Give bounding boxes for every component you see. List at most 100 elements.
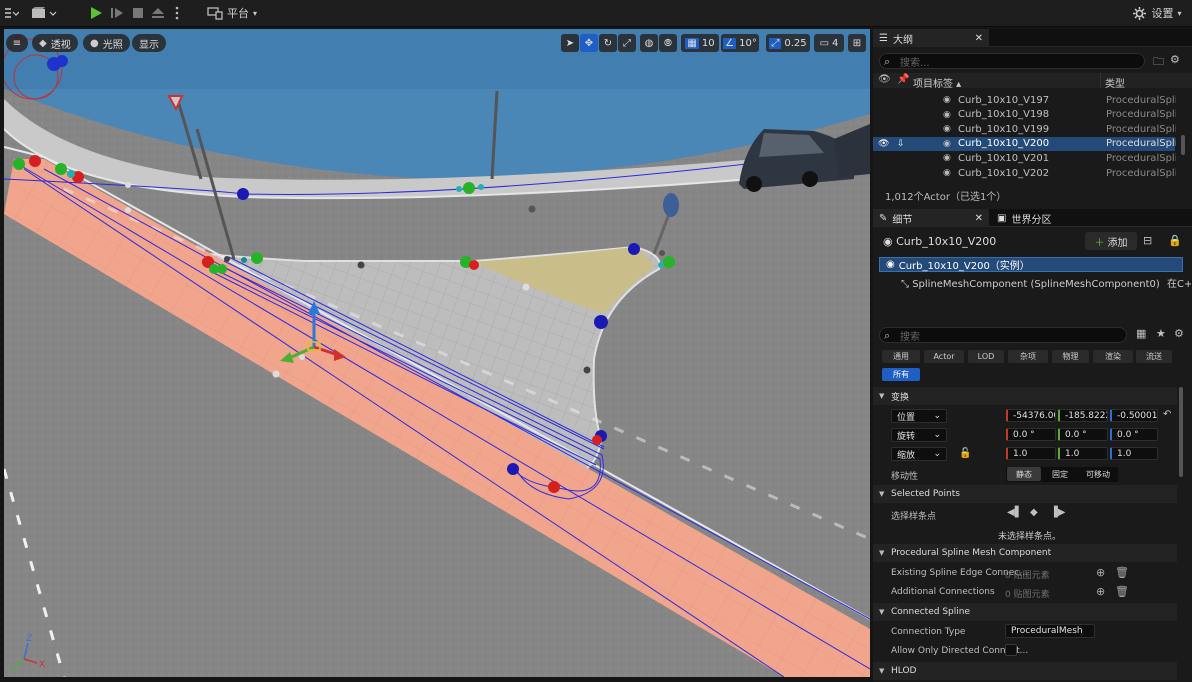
scale-y-field[interactable]: 1.0: [1058, 447, 1108, 460]
unlock-icon[interactable]: 🔓: [959, 448, 971, 459]
details-settings-icon[interactable]: ⚙: [1174, 327, 1184, 340]
allow-directed-checkbox[interactable]: [1005, 644, 1017, 656]
select-arrow-icon[interactable]: ➤: [561, 34, 579, 52]
visibility-icon[interactable]: 👁: [878, 74, 891, 85]
outliner-col-label[interactable]: 项目标签 ▴: [913, 75, 961, 90]
tab-details[interactable]: ✎ 细节 ✕: [873, 209, 989, 227]
section-transform[interactable]: ▼ 变换: [873, 387, 1177, 405]
edit-in-cpp-link[interactable]: 在C++中编辑: [1167, 279, 1191, 290]
add-element-icon[interactable]: ⊕: [1096, 566, 1105, 579]
filter-tab[interactable]: LOD: [968, 350, 1004, 363]
step-icon[interactable]: [108, 3, 126, 23]
lighting-button[interactable]: ● 光照: [83, 34, 130, 52]
location-dropdown[interactable]: 位置 ⌄: [891, 409, 947, 423]
scale-z-field[interactable]: 1.0: [1110, 447, 1158, 460]
filter-tab[interactable]: 通用: [882, 350, 920, 363]
add-component-button[interactable]: ＋ 添加: [1085, 232, 1137, 250]
filter-tab[interactable]: Actor: [924, 350, 964, 363]
angle-snap-button[interactable]: ∠ 10°: [721, 34, 759, 52]
scale-snap-icon: ⤢: [769, 37, 782, 49]
component-root-row[interactable]: ◉ Curb_10x10_V200（实例）: [879, 257, 1183, 272]
scale-snap-button[interactable]: ⤢ 0.25: [766, 34, 810, 52]
section-selected-points[interactable]: ▼ Selected Points: [873, 485, 1177, 503]
more-icon[interactable]: [171, 3, 183, 23]
viewport-menu-button[interactable]: ≡: [6, 34, 28, 52]
mobility-movable-option[interactable]: 可移动: [1079, 467, 1117, 481]
spline-actor-icon: ◉: [943, 109, 951, 120]
scene-render[interactable]: Z Y X: [4, 29, 870, 677]
perspective-button[interactable]: ◆ 透视: [32, 34, 78, 52]
outliner-row[interactable]: ◉ Curb_10x10_V199 ProceduralSpline: [873, 122, 1176, 136]
pin-icon[interactable]: ⇩: [897, 139, 905, 149]
outliner-row[interactable]: 👁 ⇩ ◉ Curb_10x10_V200 ProceduralSpline: [873, 136, 1176, 151]
settings-menu[interactable]: 设置 ▾: [1128, 3, 1186, 23]
location-z-field[interactable]: -0.50001: [1110, 409, 1158, 422]
blueprint-icon[interactable]: ⊟: [1143, 234, 1152, 247]
camera-speed-button[interactable]: ▭ 4: [814, 34, 844, 52]
select-prev-point-icon[interactable]: ◀▌: [1007, 507, 1022, 518]
connection-type-dropdown[interactable]: ProceduralMesh: [1005, 624, 1095, 638]
platform-menu[interactable]: 平台 ▾: [206, 3, 258, 23]
outliner-row[interactable]: ◉ Curb_10x10_V202 ProceduralSpline: [873, 166, 1176, 180]
lock-icon[interactable]: 🔒: [1168, 234, 1182, 247]
select-mode-icon[interactable]: [2, 3, 20, 23]
favorite-star-icon[interactable]: ★: [1156, 327, 1166, 340]
close-icon[interactable]: ✕: [975, 213, 983, 224]
visibility-icon[interactable]: 👁: [878, 139, 889, 149]
section-hlod[interactable]: ▼ HLOD: [873, 662, 1177, 680]
close-icon[interactable]: ✕: [975, 33, 983, 44]
tab-world-partition[interactable]: ▣ 世界分区: [991, 209, 1091, 227]
rotation-z-field[interactable]: 0.0 °: [1110, 428, 1158, 441]
outliner-search-input[interactable]: ⌕ 搜索...: [879, 53, 1145, 69]
outliner-scrollbar[interactable]: [1181, 135, 1185, 155]
world-space-icon[interactable]: ◍: [640, 34, 658, 52]
select-all-points-icon[interactable]: ◆: [1030, 507, 1038, 518]
location-y-field[interactable]: -185.82222: [1058, 409, 1108, 422]
rotate-icon[interactable]: ↻: [599, 34, 617, 52]
layout-icon[interactable]: ⊞: [848, 34, 866, 52]
details-search-input[interactable]: ⌕ 搜索: [879, 327, 1127, 343]
mobility-stationary-option[interactable]: 固定: [1043, 467, 1077, 481]
grid-snap-button[interactable]: ▦ 10: [681, 34, 719, 52]
level-viewport[interactable]: Z Y X ≡ ◆ 透视 ● 光照 显示 ➤ ✥ ↻ ⤢ ◍ ⦾ ▦ 10 ∠ …: [4, 29, 870, 677]
table-view-icon[interactable]: ▦: [1136, 327, 1146, 340]
surface-snap-icon[interactable]: ⦾: [659, 34, 677, 52]
component-row[interactable]: ⤡ SplineMeshComponent (SplineMeshCompone…: [901, 275, 1191, 290]
outliner-settings-icon[interactable]: ⚙: [1170, 53, 1180, 66]
trash-icon[interactable]: 🗑: [1115, 585, 1129, 598]
rotation-dropdown[interactable]: 旋转 ⌄: [891, 428, 947, 442]
stop-icon[interactable]: [129, 3, 147, 23]
scale-dropdown[interactable]: 缩放 ⌄: [891, 447, 947, 461]
filter-tab[interactable]: 渲染: [1093, 350, 1133, 363]
section-procedural-spline[interactable]: ▼ Procedural Spline Mesh Component: [873, 544, 1177, 562]
cinematic-icon[interactable]: [30, 3, 58, 23]
outliner-row[interactable]: ◉ Curb_10x10_V201 ProceduralSpline: [873, 151, 1176, 165]
reset-icon[interactable]: ↶: [1163, 409, 1171, 420]
filter-tab[interactable]: 杂项: [1008, 350, 1048, 363]
pin-icon[interactable]: 📌: [897, 74, 909, 85]
details-scrollbar[interactable]: [1179, 387, 1183, 477]
section-connected-spline[interactable]: ▼ Connected Spline: [873, 603, 1177, 621]
show-button[interactable]: 显示: [132, 34, 166, 52]
rotation-y-field[interactable]: 0.0 °: [1058, 428, 1108, 441]
scale-icon[interactable]: ⤢: [618, 34, 636, 52]
outliner-row[interactable]: ◉ Curb_10x10_V198 ProceduralSpline: [873, 108, 1176, 122]
mobility-static-option[interactable]: 静态: [1007, 467, 1041, 481]
add-element-icon[interactable]: ⊕: [1096, 585, 1105, 598]
filter-tab[interactable]: 物理: [1052, 350, 1089, 363]
location-x-field[interactable]: -54376.004: [1006, 409, 1056, 422]
trash-icon[interactable]: 🗑: [1115, 566, 1129, 579]
scale-x-field[interactable]: 1.0: [1006, 447, 1056, 460]
filter-tab[interactable]: 流送: [1136, 350, 1172, 363]
add-folder-icon[interactable]: 🗀: [1153, 53, 1164, 72]
play-icon[interactable]: [86, 3, 106, 23]
select-next-point-icon[interactable]: ▐▶: [1050, 507, 1065, 518]
filter-tab[interactable]: 所有: [882, 368, 920, 381]
rotation-x-field[interactable]: 0.0 °: [1006, 428, 1056, 441]
outliner-row[interactable]: ◉ Curb_10x10_V197 ProceduralSpline: [873, 93, 1176, 107]
platform-icon: [207, 7, 223, 20]
translate-icon[interactable]: ✥: [580, 34, 598, 52]
outliner-col-type[interactable]: 类型: [1105, 75, 1125, 90]
tab-outliner[interactable]: ☰ 大纲 ✕: [873, 29, 989, 47]
eject-icon[interactable]: [149, 3, 167, 23]
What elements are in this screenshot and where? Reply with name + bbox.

**Exercise brief:** Transcribe all the rows above word for word, leaving out the pictures.

**The result:**
Give bounding boxes for every component you see. List at most 100 elements.
scale-y-field[interactable]: 1.0: [1058, 447, 1108, 460]
unlock-icon[interactable]: 🔓: [959, 448, 971, 459]
details-settings-icon[interactable]: ⚙: [1174, 327, 1184, 340]
allow-directed-checkbox[interactable]: [1005, 644, 1017, 656]
select-arrow-icon[interactable]: ➤: [561, 34, 579, 52]
visibility-icon[interactable]: 👁: [878, 74, 891, 85]
outliner-col-label[interactable]: 项目标签 ▴: [913, 75, 961, 90]
tab-details[interactable]: ✎ 细节 ✕: [873, 209, 989, 227]
section-transform[interactable]: ▼ 变换: [873, 387, 1177, 405]
edit-in-cpp-link[interactable]: 在C++中编辑: [1167, 279, 1191, 290]
add-element-icon[interactable]: ⊕: [1096, 566, 1105, 579]
filter-tab[interactable]: LOD: [968, 350, 1004, 363]
step-icon[interactable]: [108, 3, 126, 23]
lighting-button[interactable]: ● 光照: [83, 34, 130, 52]
location-dropdown[interactable]: 位置 ⌄: [891, 409, 947, 423]
scale-z-field[interactable]: 1.0: [1110, 447, 1158, 460]
filter-tab[interactable]: 通用: [882, 350, 920, 363]
add-component-button[interactable]: ＋ 添加: [1085, 232, 1137, 250]
filter-tab[interactable]: Actor: [924, 350, 964, 363]
angle-snap-button[interactable]: ∠ 10°: [721, 34, 759, 52]
scale-snap-icon: ⤢: [769, 37, 782, 49]
component-root-row[interactable]: ◉ Curb_10x10_V200（实例）: [879, 257, 1183, 272]
scale-snap-button[interactable]: ⤢ 0.25: [766, 34, 810, 52]
section-selected-points[interactable]: ▼ Selected Points: [873, 485, 1177, 503]
more-icon[interactable]: [171, 3, 183, 23]
viewport-menu-button[interactable]: ≡: [6, 34, 28, 52]
mobility-movable-option[interactable]: 可移动: [1079, 467, 1117, 481]
spline-actor-icon: ◉: [943, 109, 951, 120]
scene-render[interactable]: Z Y X: [4, 29, 870, 677]
perspective-button[interactable]: ◆ 透视: [32, 34, 78, 52]
outliner-row[interactable]: ◉ Curb_10x10_V199 ProceduralSpline: [873, 122, 1176, 136]
pin-icon[interactable]: ⇩: [897, 139, 905, 149]
outliner-row[interactable]: 👁 ⇩ ◉ Curb_10x10_V200 ProceduralSpline: [873, 136, 1176, 151]
settings-menu[interactable]: 设置 ▾: [1128, 3, 1186, 23]
location-z-field[interactable]: -0.50001: [1110, 409, 1158, 422]
blueprint-icon[interactable]: ⊟: [1143, 234, 1152, 247]
camera-speed-button[interactable]: ▭ 4: [814, 34, 844, 52]
select-prev-point-icon[interactable]: ◀▌: [1007, 507, 1022, 518]
connection-type-dropdown[interactable]: ProceduralMesh: [1005, 624, 1095, 638]
platform-menu[interactable]: 平台 ▾: [206, 3, 258, 23]
outliner-row[interactable]: ◉ Curb_10x10_V202 ProceduralSpline: [873, 166, 1176, 180]
lock-icon[interactable]: 🔒: [1168, 234, 1182, 247]
select-mode-icon[interactable]: [2, 3, 20, 23]
favorite-star-icon[interactable]: ★: [1156, 327, 1166, 340]
close-icon[interactable]: ✕: [975, 213, 983, 224]
visibility-icon[interactable]: 👁: [878, 139, 889, 149]
section-hlod[interactable]: ▼ HLOD: [873, 662, 1177, 680]
close-icon[interactable]: ✕: [975, 33, 983, 44]
tab-world-partition[interactable]: ▣ 世界分区: [991, 209, 1091, 227]
rotation-z-field[interactable]: 0.0 °: [1110, 428, 1158, 441]
outliner-search-input[interactable]: ⌕ 搜索...: [879, 53, 1145, 69]
outliner-scrollbar[interactable]: [1181, 135, 1185, 155]
world-space-icon[interactable]: ◍: [640, 34, 658, 52]
select-all-points-icon[interactable]: ◆: [1030, 507, 1038, 518]
location-y-field[interactable]: -185.82222: [1058, 409, 1108, 422]
rotate-icon[interactable]: ↻: [599, 34, 617, 52]
layout-icon[interactable]: ⊞: [848, 34, 866, 52]
details-search-input[interactable]: ⌕ 搜索: [879, 327, 1127, 343]
mobility-stationary-option[interactable]: 固定: [1043, 467, 1077, 481]
grid-snap-button[interactable]: ▦ 10: [681, 34, 719, 52]
level-viewport[interactable]: Z Y X ≡ ◆ 透视 ● 光照 显示 ➤ ✥ ↻ ⤢ ◍ ⦾ ▦ 10 ∠ …: [4, 29, 870, 677]
table-view-icon[interactable]: ▦: [1136, 327, 1146, 340]
surface-snap-icon[interactable]: ⦾: [659, 34, 677, 52]
component-row[interactable]: ⤡ SplineMeshComponent (SplineMeshCompone…: [901, 275, 1191, 290]
outliner-settings-icon[interactable]: ⚙: [1170, 53, 1180, 66]
trash-icon[interactable]: 🗑: [1115, 585, 1129, 598]
rotation-dropdown[interactable]: 旋转 ⌄: [891, 428, 947, 442]
stop-icon[interactable]: [129, 3, 147, 23]
scale-dropdown[interactable]: 缩放 ⌄: [891, 447, 947, 461]
filter-tab[interactable]: 渲染: [1093, 350, 1133, 363]
section-procedural-spline[interactable]: ▼ Procedural Spline Mesh Component: [873, 544, 1177, 562]
cinematic-icon[interactable]: [30, 3, 58, 23]
outliner-row[interactable]: ◉ Curb_10x10_V201 ProceduralSpline: [873, 151, 1176, 165]
reset-icon[interactable]: ↶: [1163, 409, 1171, 420]
filter-tab[interactable]: 杂项: [1008, 350, 1048, 363]
pin-icon[interactable]: 📌: [897, 74, 909, 85]
details-scrollbar[interactable]: [1179, 387, 1183, 477]
section-connected-spline[interactable]: ▼ Connected Spline: [873, 603, 1177, 621]
show-button[interactable]: 显示: [132, 34, 166, 52]
rotation-y-field[interactable]: 0.0 °: [1058, 428, 1108, 441]
scale-icon[interactable]: ⤢: [618, 34, 636, 52]
outliner-row[interactable]: ◉ Curb_10x10_V198 ProceduralSpline: [873, 108, 1176, 122]
mobility-static-option[interactable]: 静态: [1007, 467, 1041, 481]
add-element-icon[interactable]: ⊕: [1096, 585, 1105, 598]
filter-tab[interactable]: 物理: [1052, 350, 1089, 363]
location-x-field[interactable]: -54376.004: [1006, 409, 1056, 422]
trash-icon[interactable]: 🗑: [1115, 566, 1129, 579]
scale-x-field[interactable]: 1.0: [1006, 447, 1056, 460]
filter-tab[interactable]: 流送: [1136, 350, 1172, 363]
add-folder-icon[interactable]: 🗀: [1153, 53, 1164, 72]
play-icon[interactable]: [86, 3, 106, 23]
select-next-point-icon[interactable]: ▐▶: [1050, 507, 1065, 518]
filter-tab[interactable]: 所有: [882, 368, 920, 381]
rotation-x-field[interactable]: 0.0 °: [1006, 428, 1056, 441]
outliner-row[interactable]: ◉ Curb_10x10_V197 ProceduralSpline: [873, 93, 1176, 107]
platform-icon: [207, 7, 223, 20]
translate-icon[interactable]: ✥: [580, 34, 598, 52]
outliner-col-type[interactable]: 类型: [1105, 75, 1125, 90]
tab-outliner[interactable]: ☰ 大纲 ✕: [873, 29, 989, 47]
eject-icon[interactable]: [149, 3, 167, 23]
What elements are in this screenshot and where? Reply with name + bbox.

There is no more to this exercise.